--- What the task requires ---
Extract all lines containing "Difference".

--- Information given ---
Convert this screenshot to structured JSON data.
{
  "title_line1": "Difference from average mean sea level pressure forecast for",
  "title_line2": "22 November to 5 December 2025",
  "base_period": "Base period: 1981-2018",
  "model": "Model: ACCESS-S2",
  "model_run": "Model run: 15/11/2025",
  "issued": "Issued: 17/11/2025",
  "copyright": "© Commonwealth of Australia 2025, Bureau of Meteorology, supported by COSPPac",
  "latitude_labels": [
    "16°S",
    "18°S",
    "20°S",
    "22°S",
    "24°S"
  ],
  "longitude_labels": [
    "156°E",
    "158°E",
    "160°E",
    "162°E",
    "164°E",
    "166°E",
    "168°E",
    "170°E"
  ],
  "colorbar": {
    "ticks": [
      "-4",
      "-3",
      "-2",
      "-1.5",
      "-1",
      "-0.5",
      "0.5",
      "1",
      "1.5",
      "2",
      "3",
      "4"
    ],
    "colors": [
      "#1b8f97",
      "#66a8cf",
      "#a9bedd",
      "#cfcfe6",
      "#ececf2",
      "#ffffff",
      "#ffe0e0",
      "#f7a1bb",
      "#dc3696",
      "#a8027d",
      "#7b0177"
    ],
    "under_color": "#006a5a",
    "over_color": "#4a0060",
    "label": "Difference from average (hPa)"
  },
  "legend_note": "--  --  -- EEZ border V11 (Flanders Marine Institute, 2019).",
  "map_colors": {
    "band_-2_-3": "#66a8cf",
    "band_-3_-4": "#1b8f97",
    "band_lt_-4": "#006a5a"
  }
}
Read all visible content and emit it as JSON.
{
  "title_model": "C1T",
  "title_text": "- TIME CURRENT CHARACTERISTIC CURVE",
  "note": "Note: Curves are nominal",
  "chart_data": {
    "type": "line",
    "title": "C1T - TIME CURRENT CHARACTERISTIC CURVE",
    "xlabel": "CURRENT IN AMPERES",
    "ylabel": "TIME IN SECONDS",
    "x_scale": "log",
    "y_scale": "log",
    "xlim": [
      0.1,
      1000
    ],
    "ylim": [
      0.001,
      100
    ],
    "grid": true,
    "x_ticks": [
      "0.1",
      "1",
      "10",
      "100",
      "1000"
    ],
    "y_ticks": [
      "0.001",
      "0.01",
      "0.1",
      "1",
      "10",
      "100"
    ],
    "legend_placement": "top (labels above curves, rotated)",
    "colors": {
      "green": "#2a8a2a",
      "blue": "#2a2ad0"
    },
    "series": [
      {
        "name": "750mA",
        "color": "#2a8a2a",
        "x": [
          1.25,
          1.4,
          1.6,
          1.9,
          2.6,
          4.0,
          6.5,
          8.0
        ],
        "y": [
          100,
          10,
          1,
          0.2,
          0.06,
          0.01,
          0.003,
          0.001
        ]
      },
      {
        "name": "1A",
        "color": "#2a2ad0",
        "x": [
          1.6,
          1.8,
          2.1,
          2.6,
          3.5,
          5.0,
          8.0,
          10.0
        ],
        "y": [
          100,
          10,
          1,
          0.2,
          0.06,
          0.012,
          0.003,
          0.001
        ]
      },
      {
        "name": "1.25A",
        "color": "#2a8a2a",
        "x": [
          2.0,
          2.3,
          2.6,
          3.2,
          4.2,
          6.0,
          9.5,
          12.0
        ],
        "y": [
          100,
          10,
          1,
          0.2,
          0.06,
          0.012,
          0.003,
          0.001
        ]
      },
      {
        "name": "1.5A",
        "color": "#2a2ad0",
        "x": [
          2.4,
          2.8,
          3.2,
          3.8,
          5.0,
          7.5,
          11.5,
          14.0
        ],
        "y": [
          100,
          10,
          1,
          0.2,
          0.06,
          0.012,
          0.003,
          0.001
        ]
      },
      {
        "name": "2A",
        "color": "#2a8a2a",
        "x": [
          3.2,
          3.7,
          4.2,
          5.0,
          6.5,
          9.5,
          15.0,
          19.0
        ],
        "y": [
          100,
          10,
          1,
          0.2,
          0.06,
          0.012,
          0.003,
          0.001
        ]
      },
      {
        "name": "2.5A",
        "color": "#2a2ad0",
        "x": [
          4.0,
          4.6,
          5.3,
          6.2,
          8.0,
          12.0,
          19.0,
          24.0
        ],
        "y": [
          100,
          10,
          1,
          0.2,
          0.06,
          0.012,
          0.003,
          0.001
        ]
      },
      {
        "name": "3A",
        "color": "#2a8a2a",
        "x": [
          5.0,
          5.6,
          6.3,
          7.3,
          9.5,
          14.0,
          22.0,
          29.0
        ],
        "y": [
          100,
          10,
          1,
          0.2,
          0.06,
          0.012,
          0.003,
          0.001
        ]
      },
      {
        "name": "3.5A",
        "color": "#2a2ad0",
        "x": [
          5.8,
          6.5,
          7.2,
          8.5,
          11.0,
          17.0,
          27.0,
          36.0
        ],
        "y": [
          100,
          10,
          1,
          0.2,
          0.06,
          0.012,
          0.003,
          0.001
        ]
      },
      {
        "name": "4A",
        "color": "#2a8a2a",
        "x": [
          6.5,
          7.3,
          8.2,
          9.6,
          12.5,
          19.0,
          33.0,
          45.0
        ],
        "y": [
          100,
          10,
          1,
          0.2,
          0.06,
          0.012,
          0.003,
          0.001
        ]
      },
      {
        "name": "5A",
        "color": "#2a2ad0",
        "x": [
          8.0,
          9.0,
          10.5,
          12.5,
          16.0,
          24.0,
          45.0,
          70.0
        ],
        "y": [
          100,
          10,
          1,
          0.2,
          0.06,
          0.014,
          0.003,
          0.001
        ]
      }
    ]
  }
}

--- Answer in full ---
  "title_line1": "Difference from average mean sea level pressure forecast for",
    "label": "Difference from average (hPa)"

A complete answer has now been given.